WHAT YOU HAVE TO DO. Output every line below without omitting or altering anything.

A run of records
####

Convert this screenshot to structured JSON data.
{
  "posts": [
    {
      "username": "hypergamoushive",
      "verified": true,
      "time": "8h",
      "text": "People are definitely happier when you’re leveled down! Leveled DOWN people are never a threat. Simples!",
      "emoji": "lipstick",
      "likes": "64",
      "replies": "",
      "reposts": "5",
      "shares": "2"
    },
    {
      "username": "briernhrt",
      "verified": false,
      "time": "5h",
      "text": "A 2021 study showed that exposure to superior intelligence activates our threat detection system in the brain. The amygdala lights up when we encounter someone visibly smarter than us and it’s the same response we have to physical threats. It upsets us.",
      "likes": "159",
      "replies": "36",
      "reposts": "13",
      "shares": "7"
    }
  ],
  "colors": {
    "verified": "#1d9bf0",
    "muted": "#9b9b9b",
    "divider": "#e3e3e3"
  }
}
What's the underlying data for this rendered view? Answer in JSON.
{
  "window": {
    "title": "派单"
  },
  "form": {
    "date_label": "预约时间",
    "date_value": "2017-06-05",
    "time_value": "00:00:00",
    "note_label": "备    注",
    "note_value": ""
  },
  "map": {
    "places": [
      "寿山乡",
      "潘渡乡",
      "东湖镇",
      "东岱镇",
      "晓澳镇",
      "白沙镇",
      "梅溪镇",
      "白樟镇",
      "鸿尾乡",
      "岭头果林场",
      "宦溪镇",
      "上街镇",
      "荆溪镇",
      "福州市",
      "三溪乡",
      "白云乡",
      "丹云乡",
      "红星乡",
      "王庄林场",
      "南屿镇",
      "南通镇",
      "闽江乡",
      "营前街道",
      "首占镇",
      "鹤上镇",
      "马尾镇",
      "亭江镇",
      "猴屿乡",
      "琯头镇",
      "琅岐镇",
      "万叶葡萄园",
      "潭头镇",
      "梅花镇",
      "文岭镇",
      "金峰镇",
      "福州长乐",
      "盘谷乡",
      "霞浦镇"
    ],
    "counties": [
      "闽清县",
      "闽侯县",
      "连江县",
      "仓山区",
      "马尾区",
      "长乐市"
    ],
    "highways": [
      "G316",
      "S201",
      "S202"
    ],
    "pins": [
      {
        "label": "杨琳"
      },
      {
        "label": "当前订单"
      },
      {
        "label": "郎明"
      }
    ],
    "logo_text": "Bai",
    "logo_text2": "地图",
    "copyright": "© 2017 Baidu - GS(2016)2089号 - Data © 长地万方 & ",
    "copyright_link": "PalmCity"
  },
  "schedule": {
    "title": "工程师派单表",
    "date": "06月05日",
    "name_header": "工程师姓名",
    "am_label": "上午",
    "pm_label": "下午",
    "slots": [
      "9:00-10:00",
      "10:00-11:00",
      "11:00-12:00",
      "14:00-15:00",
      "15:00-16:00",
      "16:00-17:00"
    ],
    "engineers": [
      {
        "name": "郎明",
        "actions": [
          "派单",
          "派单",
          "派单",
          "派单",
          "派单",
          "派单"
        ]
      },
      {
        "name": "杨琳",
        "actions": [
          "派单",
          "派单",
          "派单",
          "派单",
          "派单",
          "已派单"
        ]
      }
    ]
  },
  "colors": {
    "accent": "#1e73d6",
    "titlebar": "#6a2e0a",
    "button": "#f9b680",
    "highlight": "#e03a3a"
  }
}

####

FINAL RESULT.
Convert this screenshot to structured JSON data.
{
  "posts": [
    {
      "username": "hypergamoushive",
      "verified": true,
      "time": "8h",
      "text": "People are definitely happier when you’re leveled down! Leveled DOWN people are never a threat. Simples!",
      "emoji": "lipstick",
      "likes": "64",
      "replies": "",
      "reposts": "5",
      "shares": "2"
    },
    {
      "username": "briernhrt",
      "verified": false,
      "time": "5h",
      "text": "A 2021 study showed that exposure to superior intelligence activates our threat detection system in the brain. The amygdala lights up when we encounter someone visibly smarter than us and it’s the same response we have to physical threats. It upsets us.",
      "likes": "159",
      "replies": "36",
      "reposts": "13",
      "shares": "7"
    }
  ],
  "colors": {
    "verified": "#1d9bf0",
    "muted": "#9b9b9b",
    "divider": "#e3e3e3"
  }
}
What's the underlying data for this rendered view? Answer in JSON.
{
  "window": {
    "title": "派单"
  },
  "form": {
    "date_label": "预约时间",
    "date_value": "2017-06-05",
    "time_value": "00:00:00",
    "note_label": "备    注",
    "note_value": ""
  },
  "map": {
    "places": [
      "寿山乡",
      "潘渡乡",
      "东湖镇",
      "东岱镇",
      "晓澳镇",
      "白沙镇",
      "梅溪镇",
      "白樟镇",
      "鸿尾乡",
      "岭头果林场",
      "宦溪镇",
      "上街镇",
      "荆溪镇",
      "福州市",
      "三溪乡",
      "白云乡",
      "丹云乡",
      "红星乡",
      "王庄林场",
      "南屿镇",
      "南通镇",
      "闽江乡",
      "营前街道",
      "首占镇",
      "鹤上镇",
      "马尾镇",
      "亭江镇",
      "猴屿乡",
      "琯头镇",
      "琅岐镇",
      "万叶葡萄园",
      "潭头镇",
      "梅花镇",
      "文岭镇",
      "金峰镇",
      "福州长乐",
      "盘谷乡",
      "霞浦镇"
    ],
    "counties": [
      "闽清县",
      "闽侯县",
      "连江县",
      "仓山区",
      "马尾区",
      "长乐市"
    ],
    "highways": [
      "G316",
      "S201",
      "S202"
    ],
    "pins": [
      {
        "label": "杨琳"
      },
      {
        "label": "当前订单"
      },
      {
        "label": "郎明"
      }
    ],
    "logo_text": "Bai",
    "logo_text2": "地图",
    "copyright": "© 2017 Baidu - GS(2016)2089号 - Data © 长地万方 & ",
    "copyright_link": "PalmCity"
  },
  "schedule": {
    "title": "工程师派单表",
    "date": "06月05日",
    "name_header": "工程师姓名",
    "am_label": "上午",
    "pm_label": "下午",
    "slots": [
      "9:00-10:00",
      "10:00-11:00",
      "11:00-12:00",
      "14:00-15:00",
      "15:00-16:00",
      "16:00-17:00"
    ],
    "engineers": [
      {
        "name": "郎明",
        "actions": [
          "派单",
          "派单",
          "派单",
          "派单",
          "派单",
          "派单"
        ]
      },
      {
        "name": "杨琳",
        "actions": [
          "派单",
          "派单",
          "派单",
          "派单",
          "派单",
          "已派单"
        ]
      }
    ]
  },
  "colors": {
    "accent": "#1e73d6",
    "titlebar": "#6a2e0a",
    "button": "#f9b680",
    "highlight": "#e03a3a"
  }
}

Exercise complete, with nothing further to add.